[The task]
Each entry below should be returned exactly as is, with the pictures removed.

* Begin Supplied material *

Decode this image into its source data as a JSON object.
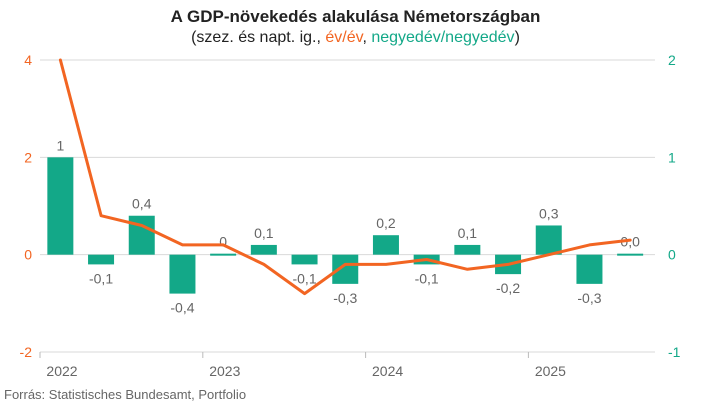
{
  "title": "A GDP-növekedés alakulása Németországban",
  "subtitle": {
    "prefix": "(szez. és napt. ig., ",
    "line_name": "év/év",
    "sep": ", ",
    "bar_name": "negyedév/negyedév",
    "suffix": ")"
  },
  "source": "Forrás: Statistisches Bundesamt, Portfolio",
  "colors": {
    "line": "#f26522",
    "bar": "#13a888",
    "text": "#222222",
    "axis_label": "#666666",
    "grid": "#d9d9d9"
  },
  "chart_data": {
    "type": "bar",
    "quarters": [
      "2022Q1",
      "2022Q2",
      "2022Q3",
      "2022Q4",
      "2023Q1",
      "2023Q2",
      "2023Q3",
      "2023Q4",
      "2024Q1",
      "2024Q2",
      "2024Q3",
      "2024Q4",
      "2025Q1",
      "2025Q2",
      "2025Q3"
    ],
    "year_ticks": [
      {
        "label": "2022",
        "index": 0
      },
      {
        "label": "2023",
        "index": 4
      },
      {
        "label": "2024",
        "index": 8
      },
      {
        "label": "2025",
        "index": 12
      }
    ],
    "left_axis": {
      "ylim": [
        -2,
        4
      ],
      "ticks": [
        "4",
        "2",
        "0",
        "-2"
      ],
      "tick_values": [
        4,
        2,
        0,
        -2
      ]
    },
    "right_axis": {
      "ylim": [
        -1,
        2
      ],
      "ticks": [
        "2",
        "1",
        "0",
        "-1"
      ],
      "tick_values": [
        2,
        1,
        0,
        -1
      ]
    },
    "series": [
      {
        "name": "negyedév/negyedév",
        "type": "bar",
        "axis": "right",
        "values": [
          1.0,
          -0.1,
          0.4,
          -0.4,
          0.0,
          0.1,
          -0.1,
          -0.3,
          0.2,
          -0.1,
          0.1,
          -0.2,
          0.3,
          -0.3,
          0.0
        ],
        "labels": [
          "1",
          "-0,1",
          "0,4",
          "-0,4",
          "0",
          "0,1",
          "-0,1",
          "-0,3",
          "0,2",
          "-0,1",
          "0,1",
          "-0,2",
          "0,3",
          "-0,3",
          "0,0"
        ]
      },
      {
        "name": "év/év",
        "type": "line",
        "axis": "left",
        "values": [
          4.0,
          0.8,
          0.6,
          0.2,
          0.2,
          -0.2,
          -0.8,
          -0.2,
          -0.2,
          -0.1,
          -0.3,
          -0.2,
          0.0,
          0.2,
          0.3
        ]
      }
    ]
  }
}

* End Supplied material *

[Completed task]
Decode this image into its source data as a JSON object.
{
  "title": "A GDP-növekedés alakulása Németországban",
  "subtitle": {
    "prefix": "(szez. és napt. ig., ",
    "line_name": "év/év",
    "sep": ", ",
    "bar_name": "negyedév/negyedév",
    "suffix": ")"
  },
  "source": "Forrás: Statistisches Bundesamt, Portfolio",
  "colors": {
    "line": "#f26522",
    "bar": "#13a888",
    "text": "#222222",
    "axis_label": "#666666",
    "grid": "#d9d9d9"
  },
  "chart_data": {
    "type": "bar",
    "quarters": [
      "2022Q1",
      "2022Q2",
      "2022Q3",
      "2022Q4",
      "2023Q1",
      "2023Q2",
      "2023Q3",
      "2023Q4",
      "2024Q1",
      "2024Q2",
      "2024Q3",
      "2024Q4",
      "2025Q1",
      "2025Q2",
      "2025Q3"
    ],
    "year_ticks": [
      {
        "label": "2022",
        "index": 0
      },
      {
        "label": "2023",
        "index": 4
      },
      {
        "label": "2024",
        "index": 8
      },
      {
        "label": "2025",
        "index": 12
      }
    ],
    "left_axis": {
      "ylim": [
        -2,
        4
      ],
      "ticks": [
        "4",
        "2",
        "0",
        "-2"
      ],
      "tick_values": [
        4,
        2,
        0,
        -2
      ]
    },
    "right_axis": {
      "ylim": [
        -1,
        2
      ],
      "ticks": [
        "2",
        "1",
        "0",
        "-1"
      ],
      "tick_values": [
        2,
        1,
        0,
        -1
      ]
    },
    "series": [
      {
        "name": "negyedév/negyedév",
        "type": "bar",
        "axis": "right",
        "values": [
          1.0,
          -0.1,
          0.4,
          -0.4,
          0.0,
          0.1,
          -0.1,
          -0.3,
          0.2,
          -0.1,
          0.1,
          -0.2,
          0.3,
          -0.3,
          0.0
        ],
        "labels": [
          "1",
          "-0,1",
          "0,4",
          "-0,4",
          "0",
          "0,1",
          "-0,1",
          "-0,3",
          "0,2",
          "-0,1",
          "0,1",
          "-0,2",
          "0,3",
          "-0,3",
          "0,0"
        ]
      },
      {
        "name": "év/év",
        "type": "line",
        "axis": "left",
        "values": [
          4.0,
          0.8,
          0.6,
          0.2,
          0.2,
          -0.2,
          -0.8,
          -0.2,
          -0.2,
          -0.1,
          -0.3,
          -0.2,
          0.0,
          0.2,
          0.3
        ]
      }
    ]
  }
}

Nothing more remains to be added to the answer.